» Written instruction:
Copy the lines in the entries word for word, from the line containing "Text: The specific" through the line containing "What elements are", including both of those lines.

○ ○ ○

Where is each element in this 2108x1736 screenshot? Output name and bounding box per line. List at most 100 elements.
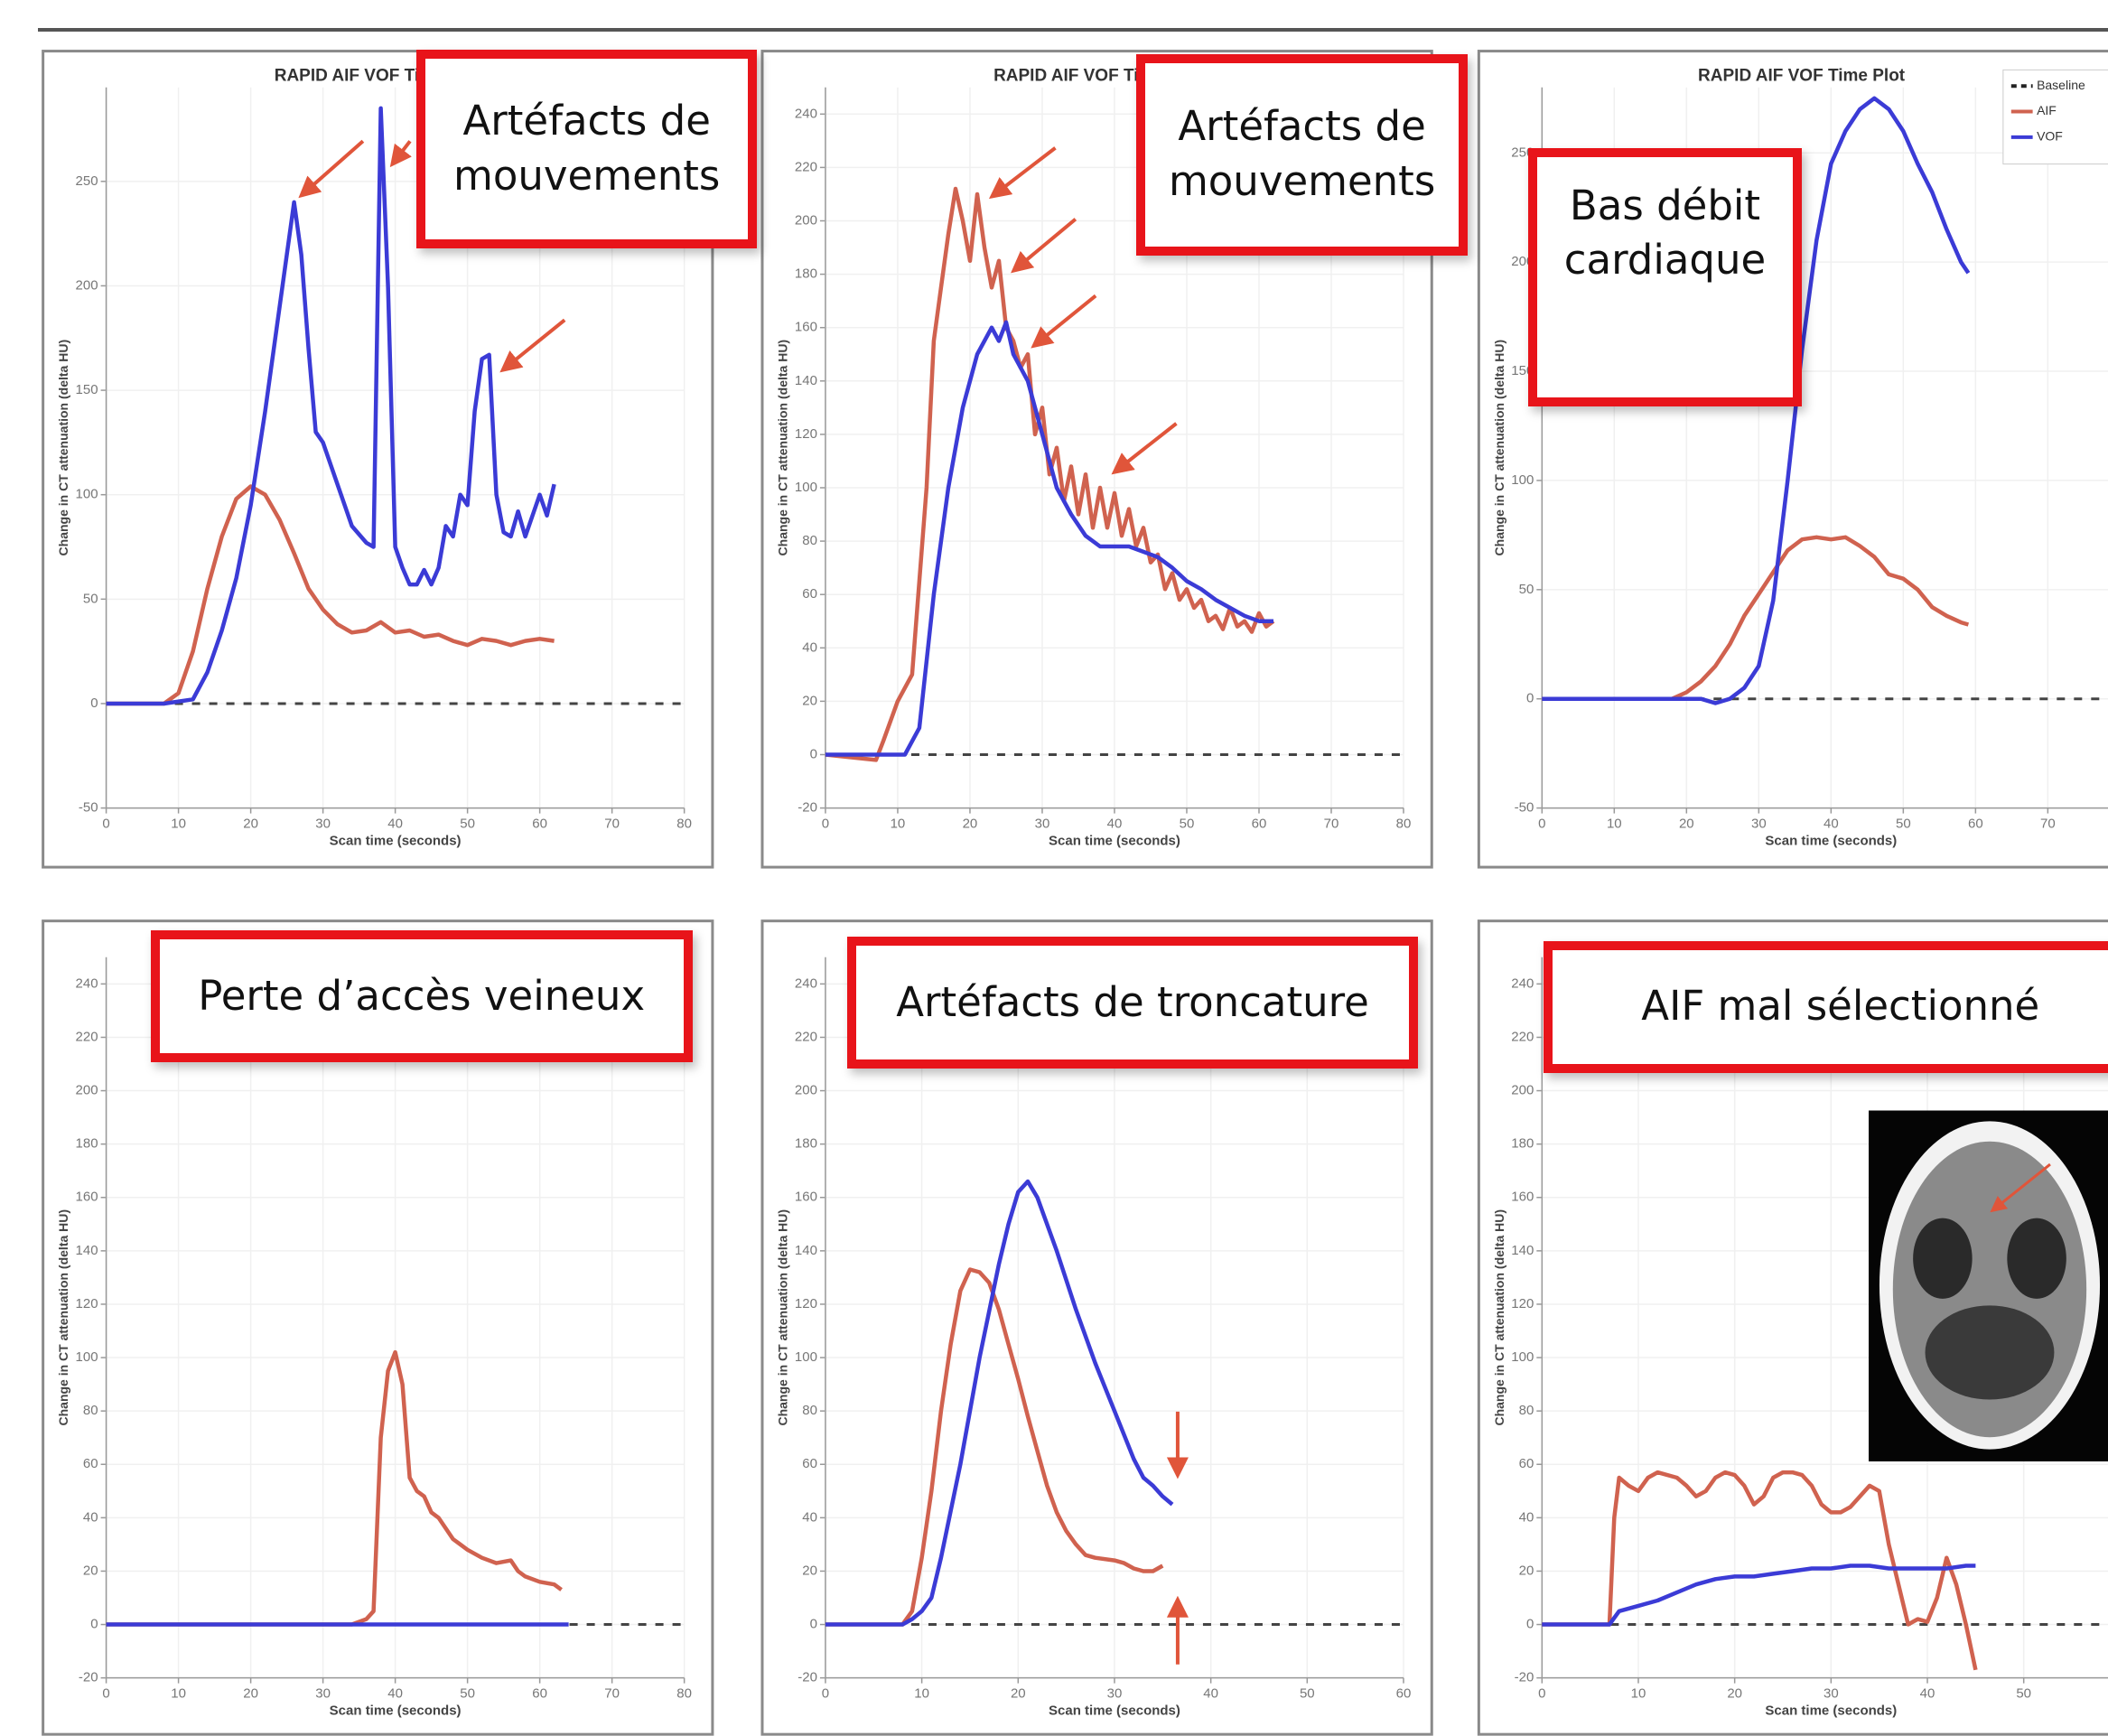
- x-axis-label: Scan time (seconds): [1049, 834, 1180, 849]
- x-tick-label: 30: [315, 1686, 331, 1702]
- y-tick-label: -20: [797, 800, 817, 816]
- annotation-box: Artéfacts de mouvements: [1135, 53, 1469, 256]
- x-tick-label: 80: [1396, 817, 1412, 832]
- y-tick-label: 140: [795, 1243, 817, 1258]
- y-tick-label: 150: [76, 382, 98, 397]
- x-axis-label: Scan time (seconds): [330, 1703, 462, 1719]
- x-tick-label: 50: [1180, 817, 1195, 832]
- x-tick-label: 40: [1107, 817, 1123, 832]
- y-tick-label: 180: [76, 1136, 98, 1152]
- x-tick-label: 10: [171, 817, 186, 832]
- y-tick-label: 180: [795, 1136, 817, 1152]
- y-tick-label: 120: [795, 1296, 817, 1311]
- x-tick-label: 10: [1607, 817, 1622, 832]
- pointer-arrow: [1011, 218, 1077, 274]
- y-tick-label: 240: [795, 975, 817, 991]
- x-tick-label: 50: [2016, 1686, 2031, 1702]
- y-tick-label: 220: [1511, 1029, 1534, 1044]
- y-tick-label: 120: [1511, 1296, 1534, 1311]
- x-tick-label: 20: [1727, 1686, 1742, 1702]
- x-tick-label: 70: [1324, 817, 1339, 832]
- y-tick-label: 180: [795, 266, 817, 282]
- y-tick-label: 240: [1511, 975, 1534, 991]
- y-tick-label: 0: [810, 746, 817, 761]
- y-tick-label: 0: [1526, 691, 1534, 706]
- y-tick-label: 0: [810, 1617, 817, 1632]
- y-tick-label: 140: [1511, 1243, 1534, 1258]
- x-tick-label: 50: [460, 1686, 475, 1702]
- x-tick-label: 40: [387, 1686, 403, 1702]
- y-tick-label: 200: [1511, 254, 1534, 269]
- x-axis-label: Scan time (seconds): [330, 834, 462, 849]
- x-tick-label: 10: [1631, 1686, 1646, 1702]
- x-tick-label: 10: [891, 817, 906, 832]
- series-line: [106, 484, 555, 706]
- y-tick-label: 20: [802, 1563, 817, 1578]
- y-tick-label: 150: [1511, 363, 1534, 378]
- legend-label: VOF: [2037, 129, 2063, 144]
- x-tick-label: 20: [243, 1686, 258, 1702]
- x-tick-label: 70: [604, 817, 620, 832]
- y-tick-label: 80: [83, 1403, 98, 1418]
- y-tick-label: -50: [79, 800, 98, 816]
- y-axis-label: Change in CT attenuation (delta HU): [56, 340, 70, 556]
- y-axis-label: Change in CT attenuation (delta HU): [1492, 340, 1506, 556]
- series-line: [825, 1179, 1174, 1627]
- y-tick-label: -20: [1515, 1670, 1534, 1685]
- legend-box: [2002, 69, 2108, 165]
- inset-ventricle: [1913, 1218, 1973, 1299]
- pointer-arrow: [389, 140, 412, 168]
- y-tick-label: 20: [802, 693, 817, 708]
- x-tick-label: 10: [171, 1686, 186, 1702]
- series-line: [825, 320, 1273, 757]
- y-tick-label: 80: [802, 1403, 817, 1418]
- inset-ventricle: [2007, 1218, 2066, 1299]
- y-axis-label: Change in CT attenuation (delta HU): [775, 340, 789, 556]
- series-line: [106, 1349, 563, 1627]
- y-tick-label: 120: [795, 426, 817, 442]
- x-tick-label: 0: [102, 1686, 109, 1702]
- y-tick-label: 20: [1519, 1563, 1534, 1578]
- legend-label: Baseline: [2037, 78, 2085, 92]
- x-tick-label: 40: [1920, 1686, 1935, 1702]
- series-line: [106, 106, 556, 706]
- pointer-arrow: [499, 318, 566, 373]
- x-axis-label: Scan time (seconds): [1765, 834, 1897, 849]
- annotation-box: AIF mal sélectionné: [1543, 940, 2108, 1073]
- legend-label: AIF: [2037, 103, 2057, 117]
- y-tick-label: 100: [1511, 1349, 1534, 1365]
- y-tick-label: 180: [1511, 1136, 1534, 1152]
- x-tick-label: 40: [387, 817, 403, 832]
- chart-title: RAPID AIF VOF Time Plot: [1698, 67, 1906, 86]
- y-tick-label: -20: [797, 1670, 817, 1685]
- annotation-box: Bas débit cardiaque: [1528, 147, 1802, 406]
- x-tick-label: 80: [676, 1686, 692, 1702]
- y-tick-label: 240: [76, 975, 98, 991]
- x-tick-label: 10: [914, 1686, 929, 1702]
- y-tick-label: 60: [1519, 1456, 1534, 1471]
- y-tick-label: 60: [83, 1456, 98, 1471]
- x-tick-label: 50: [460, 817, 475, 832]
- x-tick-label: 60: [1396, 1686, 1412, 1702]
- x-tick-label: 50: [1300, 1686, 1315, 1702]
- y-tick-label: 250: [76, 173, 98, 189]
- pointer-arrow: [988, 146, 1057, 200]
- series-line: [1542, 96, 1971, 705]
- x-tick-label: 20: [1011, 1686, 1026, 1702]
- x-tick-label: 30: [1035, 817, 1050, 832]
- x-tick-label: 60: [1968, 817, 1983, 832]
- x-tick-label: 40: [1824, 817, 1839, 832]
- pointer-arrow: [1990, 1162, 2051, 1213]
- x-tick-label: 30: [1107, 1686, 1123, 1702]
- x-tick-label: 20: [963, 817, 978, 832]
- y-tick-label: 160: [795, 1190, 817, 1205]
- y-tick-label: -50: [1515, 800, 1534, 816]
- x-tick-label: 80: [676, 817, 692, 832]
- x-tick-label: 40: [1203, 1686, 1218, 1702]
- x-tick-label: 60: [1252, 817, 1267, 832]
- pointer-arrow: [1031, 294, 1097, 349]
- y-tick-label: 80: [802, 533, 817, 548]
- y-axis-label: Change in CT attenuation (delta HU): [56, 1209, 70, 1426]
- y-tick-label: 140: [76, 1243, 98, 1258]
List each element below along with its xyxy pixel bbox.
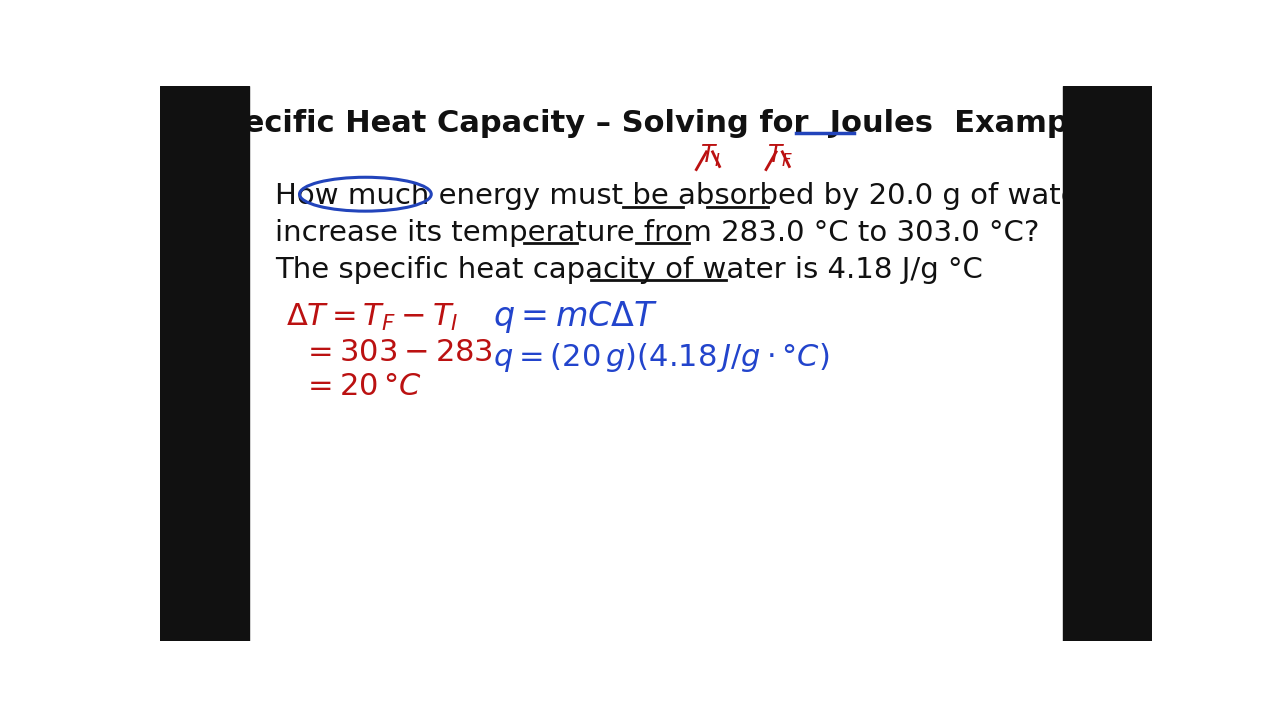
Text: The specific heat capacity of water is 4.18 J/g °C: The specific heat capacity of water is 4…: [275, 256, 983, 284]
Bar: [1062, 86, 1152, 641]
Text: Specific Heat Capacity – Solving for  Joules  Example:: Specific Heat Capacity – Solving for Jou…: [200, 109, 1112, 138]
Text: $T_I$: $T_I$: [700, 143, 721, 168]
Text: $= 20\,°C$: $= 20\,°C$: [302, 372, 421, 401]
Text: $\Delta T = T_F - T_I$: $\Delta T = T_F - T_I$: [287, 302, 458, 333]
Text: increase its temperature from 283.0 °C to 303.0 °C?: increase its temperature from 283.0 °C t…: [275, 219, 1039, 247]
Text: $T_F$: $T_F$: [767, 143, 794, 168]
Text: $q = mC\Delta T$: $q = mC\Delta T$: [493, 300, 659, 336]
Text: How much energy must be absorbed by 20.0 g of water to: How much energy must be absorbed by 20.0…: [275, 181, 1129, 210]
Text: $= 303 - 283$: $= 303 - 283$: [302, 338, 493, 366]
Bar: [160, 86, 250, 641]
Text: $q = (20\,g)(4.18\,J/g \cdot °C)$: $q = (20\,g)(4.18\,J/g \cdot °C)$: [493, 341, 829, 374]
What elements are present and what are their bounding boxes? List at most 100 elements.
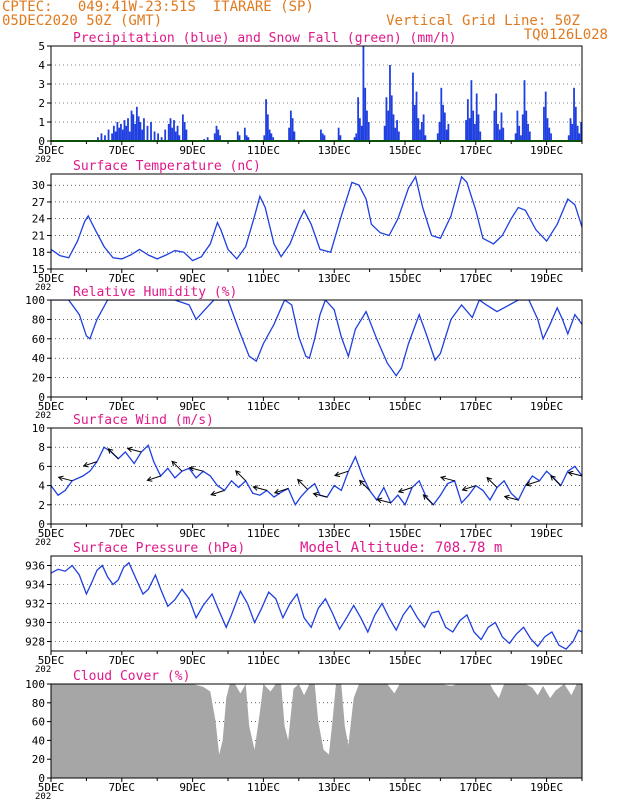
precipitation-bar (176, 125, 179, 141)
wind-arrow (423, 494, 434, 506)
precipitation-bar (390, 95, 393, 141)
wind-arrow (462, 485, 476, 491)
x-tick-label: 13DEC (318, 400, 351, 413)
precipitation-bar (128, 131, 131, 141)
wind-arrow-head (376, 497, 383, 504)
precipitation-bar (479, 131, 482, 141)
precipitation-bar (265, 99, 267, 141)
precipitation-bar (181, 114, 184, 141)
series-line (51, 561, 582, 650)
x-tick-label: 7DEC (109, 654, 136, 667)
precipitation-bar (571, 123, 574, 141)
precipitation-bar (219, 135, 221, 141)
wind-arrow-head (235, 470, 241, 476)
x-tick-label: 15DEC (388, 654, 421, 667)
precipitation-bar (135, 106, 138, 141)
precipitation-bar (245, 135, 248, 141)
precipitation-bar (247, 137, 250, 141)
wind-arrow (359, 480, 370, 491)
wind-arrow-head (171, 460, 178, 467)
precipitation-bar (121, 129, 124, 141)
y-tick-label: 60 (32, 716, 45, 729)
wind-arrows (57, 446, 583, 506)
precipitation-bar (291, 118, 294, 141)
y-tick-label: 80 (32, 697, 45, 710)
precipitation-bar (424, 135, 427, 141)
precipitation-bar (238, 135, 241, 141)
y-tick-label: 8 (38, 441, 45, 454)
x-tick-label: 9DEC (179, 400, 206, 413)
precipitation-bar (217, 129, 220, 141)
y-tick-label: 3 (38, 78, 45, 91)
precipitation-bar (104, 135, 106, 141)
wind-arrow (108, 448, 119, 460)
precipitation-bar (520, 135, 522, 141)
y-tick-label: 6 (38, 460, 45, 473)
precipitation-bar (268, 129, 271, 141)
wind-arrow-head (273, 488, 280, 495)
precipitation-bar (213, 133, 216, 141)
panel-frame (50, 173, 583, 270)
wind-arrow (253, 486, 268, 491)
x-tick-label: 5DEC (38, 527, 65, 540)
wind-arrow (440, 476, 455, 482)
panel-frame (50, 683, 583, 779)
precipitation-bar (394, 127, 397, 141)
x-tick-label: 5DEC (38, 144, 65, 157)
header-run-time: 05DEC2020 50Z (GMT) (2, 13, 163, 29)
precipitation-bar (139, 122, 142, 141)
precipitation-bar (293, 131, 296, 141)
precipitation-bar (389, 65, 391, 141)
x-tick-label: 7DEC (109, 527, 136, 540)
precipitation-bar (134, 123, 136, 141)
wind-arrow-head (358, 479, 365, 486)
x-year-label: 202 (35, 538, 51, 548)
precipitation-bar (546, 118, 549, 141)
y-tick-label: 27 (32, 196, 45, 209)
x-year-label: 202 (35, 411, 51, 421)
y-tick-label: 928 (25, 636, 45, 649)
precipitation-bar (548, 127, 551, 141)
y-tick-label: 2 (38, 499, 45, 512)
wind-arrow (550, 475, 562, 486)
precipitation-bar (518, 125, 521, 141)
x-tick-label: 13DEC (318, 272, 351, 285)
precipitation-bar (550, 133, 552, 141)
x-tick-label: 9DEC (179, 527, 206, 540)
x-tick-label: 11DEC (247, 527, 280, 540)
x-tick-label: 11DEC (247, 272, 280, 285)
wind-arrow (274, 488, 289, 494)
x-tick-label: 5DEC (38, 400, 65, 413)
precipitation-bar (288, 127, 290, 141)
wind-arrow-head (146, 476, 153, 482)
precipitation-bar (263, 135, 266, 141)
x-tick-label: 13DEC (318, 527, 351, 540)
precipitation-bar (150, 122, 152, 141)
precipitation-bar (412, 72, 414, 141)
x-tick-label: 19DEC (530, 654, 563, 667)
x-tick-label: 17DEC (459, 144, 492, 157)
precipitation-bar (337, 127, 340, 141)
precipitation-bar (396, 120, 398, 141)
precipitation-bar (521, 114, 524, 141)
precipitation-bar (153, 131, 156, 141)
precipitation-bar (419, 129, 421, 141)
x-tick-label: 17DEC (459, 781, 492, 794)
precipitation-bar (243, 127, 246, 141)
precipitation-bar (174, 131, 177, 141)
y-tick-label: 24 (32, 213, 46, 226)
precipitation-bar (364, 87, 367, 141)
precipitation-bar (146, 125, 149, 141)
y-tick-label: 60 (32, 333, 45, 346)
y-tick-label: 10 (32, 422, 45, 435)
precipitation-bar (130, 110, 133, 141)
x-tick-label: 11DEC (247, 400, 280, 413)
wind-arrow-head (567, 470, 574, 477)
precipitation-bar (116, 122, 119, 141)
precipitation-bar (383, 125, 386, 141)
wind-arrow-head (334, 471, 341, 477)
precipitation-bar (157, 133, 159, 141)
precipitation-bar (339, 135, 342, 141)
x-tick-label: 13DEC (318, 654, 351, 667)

○ ○ ○

» Response:
Text: The specific heat capacity of water is 4.18 J/g °C: The specific heat capacity of water is 4…: [275, 256, 983, 284]
Bar: [1062, 86, 1152, 641]
Text: Specific Heat Capacity – Solving for  Joules  Example:: Specific Heat Capacity – Solving for Jou…: [200, 109, 1112, 138]
Text: $T_I$: $T_I$: [700, 143, 721, 168]
Text: $= 20\,°C$: $= 20\,°C$: [302, 372, 421, 401]
Text: $\Delta T = T_F - T_I$: $\Delta T = T_F - T_I$: [287, 302, 458, 333]
Text: increase its temperature from 283.0 °C to 303.0 °C?: increase its temperature from 283.0 °C t…: [275, 219, 1039, 247]
Text: $T_F$: $T_F$: [767, 143, 794, 168]
Text: $q = mC\Delta T$: $q = mC\Delta T$: [493, 300, 659, 336]
Text: How much energy must be absorbed by 20.0 g of water to: How much energy must be absorbed by 20.0…: [275, 181, 1129, 210]
Text: $= 303 - 283$: $= 303 - 283$: [302, 338, 493, 366]
Bar: [160, 86, 250, 641]
Text: $q = (20\,g)(4.18\,J/g \cdot °C)$: $q = (20\,g)(4.18\,J/g \cdot °C)$: [493, 341, 829, 374]
What elements are present and what are their bounding boxes? List at most 100 elements.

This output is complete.